*The request*:
Output all the material that follows, exactly as given.

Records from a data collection

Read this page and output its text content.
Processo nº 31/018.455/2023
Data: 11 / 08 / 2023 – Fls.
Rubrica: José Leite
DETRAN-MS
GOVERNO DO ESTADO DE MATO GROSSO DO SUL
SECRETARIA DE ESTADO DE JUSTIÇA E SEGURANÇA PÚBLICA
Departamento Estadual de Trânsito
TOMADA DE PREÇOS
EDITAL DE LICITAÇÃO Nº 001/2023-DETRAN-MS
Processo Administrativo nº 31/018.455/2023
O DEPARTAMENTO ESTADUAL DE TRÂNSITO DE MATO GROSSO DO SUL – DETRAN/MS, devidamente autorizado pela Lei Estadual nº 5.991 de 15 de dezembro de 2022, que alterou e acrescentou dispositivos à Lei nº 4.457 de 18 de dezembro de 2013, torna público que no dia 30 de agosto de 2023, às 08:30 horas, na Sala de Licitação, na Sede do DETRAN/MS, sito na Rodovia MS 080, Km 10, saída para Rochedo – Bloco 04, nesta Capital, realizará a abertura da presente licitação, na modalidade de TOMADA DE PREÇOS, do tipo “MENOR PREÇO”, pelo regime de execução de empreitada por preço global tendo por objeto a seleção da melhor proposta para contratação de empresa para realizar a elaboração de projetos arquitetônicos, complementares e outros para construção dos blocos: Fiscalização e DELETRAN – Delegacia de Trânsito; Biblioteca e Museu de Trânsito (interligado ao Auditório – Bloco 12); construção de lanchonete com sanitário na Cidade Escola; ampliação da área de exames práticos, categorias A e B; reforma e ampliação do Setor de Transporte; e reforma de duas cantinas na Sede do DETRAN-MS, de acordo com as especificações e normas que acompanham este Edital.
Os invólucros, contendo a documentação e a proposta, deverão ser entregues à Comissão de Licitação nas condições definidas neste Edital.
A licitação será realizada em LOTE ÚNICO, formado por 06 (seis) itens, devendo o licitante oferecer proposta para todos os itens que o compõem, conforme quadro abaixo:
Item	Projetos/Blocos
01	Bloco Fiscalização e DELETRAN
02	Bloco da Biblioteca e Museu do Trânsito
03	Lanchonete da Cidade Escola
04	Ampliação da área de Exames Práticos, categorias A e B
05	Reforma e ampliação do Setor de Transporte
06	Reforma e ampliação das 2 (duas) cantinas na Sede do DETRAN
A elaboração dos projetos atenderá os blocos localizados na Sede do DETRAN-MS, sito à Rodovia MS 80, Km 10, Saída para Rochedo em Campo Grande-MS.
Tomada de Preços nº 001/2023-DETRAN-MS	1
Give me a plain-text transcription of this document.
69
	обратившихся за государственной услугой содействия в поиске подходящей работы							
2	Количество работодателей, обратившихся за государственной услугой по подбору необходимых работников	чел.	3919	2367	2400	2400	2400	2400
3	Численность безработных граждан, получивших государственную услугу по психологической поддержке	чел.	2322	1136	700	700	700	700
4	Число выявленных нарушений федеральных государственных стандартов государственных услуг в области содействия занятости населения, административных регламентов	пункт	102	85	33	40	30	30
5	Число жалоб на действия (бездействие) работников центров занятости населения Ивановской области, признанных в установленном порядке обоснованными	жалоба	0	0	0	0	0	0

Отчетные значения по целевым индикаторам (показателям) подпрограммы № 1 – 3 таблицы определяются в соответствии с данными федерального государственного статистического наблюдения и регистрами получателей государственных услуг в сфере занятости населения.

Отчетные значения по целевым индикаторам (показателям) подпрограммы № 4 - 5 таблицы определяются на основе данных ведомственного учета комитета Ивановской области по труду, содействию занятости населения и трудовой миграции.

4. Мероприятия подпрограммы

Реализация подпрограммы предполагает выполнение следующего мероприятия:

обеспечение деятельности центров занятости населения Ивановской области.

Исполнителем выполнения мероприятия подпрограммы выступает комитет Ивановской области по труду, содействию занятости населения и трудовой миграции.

*Solved exercise*:
Read this page and output its text content.
Processo nº 31/018.455/2023
Data: 11 / 08 / 2023 – Fls.
Rubrica: José Leite
DETRAN-MS
GOVERNO DO ESTADO DE MATO GROSSO DO SUL
SECRETARIA DE ESTADO DE JUSTIÇA E SEGURANÇA PÚBLICA
Departamento Estadual de Trânsito
TOMADA DE PREÇOS
EDITAL DE LICITAÇÃO Nº 001/2023-DETRAN-MS
Processo Administrativo nº 31/018.455/2023
O DEPARTAMENTO ESTADUAL DE TRÂNSITO DE MATO GROSSO DO SUL – DETRAN/MS, devidamente autorizado pela Lei Estadual nº 5.991 de 15 de dezembro de 2022, que alterou e acrescentou dispositivos à Lei nº 4.457 de 18 de dezembro de 2013, torna público que no dia 30 de agosto de 2023, às 08:30 horas, na Sala de Licitação, na Sede do DETRAN/MS, sito na Rodovia MS 080, Km 10, saída para Rochedo – Bloco 04, nesta Capital, realizará a abertura da presente licitação, na modalidade de TOMADA DE PREÇOS, do tipo “MENOR PREÇO”, pelo regime de execução de empreitada por preço global tendo por objeto a seleção da melhor proposta para contratação de empresa para realizar a elaboração de projetos arquitetônicos, complementares e outros para construção dos blocos: Fiscalização e DELETRAN – Delegacia de Trânsito; Biblioteca e Museu de Trânsito (interligado ao Auditório – Bloco 12); construção de lanchonete com sanitário na Cidade Escola; ampliação da área de exames práticos, categorias A e B; reforma e ampliação do Setor de Transporte; e reforma de duas cantinas na Sede do DETRAN-MS, de acordo com as especificações e normas que acompanham este Edital.
Os invólucros, contendo a documentação e a proposta, deverão ser entregues à Comissão de Licitação nas condições definidas neste Edital.
A licitação será realizada em LOTE ÚNICO, formado por 06 (seis) itens, devendo o licitante oferecer proposta para todos os itens que o compõem, conforme quadro abaixo:
Item	Projetos/Blocos
01	Bloco Fiscalização e DELETRAN
02	Bloco da Biblioteca e Museu do Trânsito
03	Lanchonete da Cidade Escola
04	Ampliação da área de Exames Práticos, categorias A e B
05	Reforma e ampliação do Setor de Transporte
06	Reforma e ampliação das 2 (duas) cantinas na Sede do DETRAN
A elaboração dos projetos atenderá os blocos localizados na Sede do DETRAN-MS, sito à Rodovia MS 80, Km 10, Saída para Rochedo em Campo Grande-MS.
Tomada de Preços nº 001/2023-DETRAN-MS	1
Give me a plain-text transcription of this document.
69
	обратившихся за государственной услугой содействия в поиске подходящей работы							
2	Количество работодателей, обратившихся за государственной услугой по подбору необходимых работников	чел.	3919	2367	2400	2400	2400	2400
3	Численность безработных граждан, получивших государственную услугу по психологической поддержке	чел.	2322	1136	700	700	700	700
4	Число выявленных нарушений федеральных государственных стандартов государственных услуг в области содействия занятости населения, административных регламентов	пункт	102	85	33	40	30	30
5	Число жалоб на действия (бездействие) работников центров занятости населения Ивановской области, признанных в установленном порядке обоснованными	жалоба	0	0	0	0	0	0

Отчетные значения по целевым индикаторам (показателям) подпрограммы № 1 – 3 таблицы определяются в соответствии с данными федерального государственного статистического наблюдения и регистрами получателей государственных услуг в сфере занятости населения.

Отчетные значения по целевым индикаторам (показателям) подпрограммы № 4 - 5 таблицы определяются на основе данных ведомственного учета комитета Ивановской области по труду, содействию занятости населения и трудовой миграции.

4. Мероприятия подпрограммы

Реализация подпрограммы предполагает выполнение следующего мероприятия:

обеспечение деятельности центров занятости населения Ивановской области.

Исполнителем выполнения мероприятия подпрограммы выступает комитет Ивановской области по труду, содействию занятости населения и трудовой миграции.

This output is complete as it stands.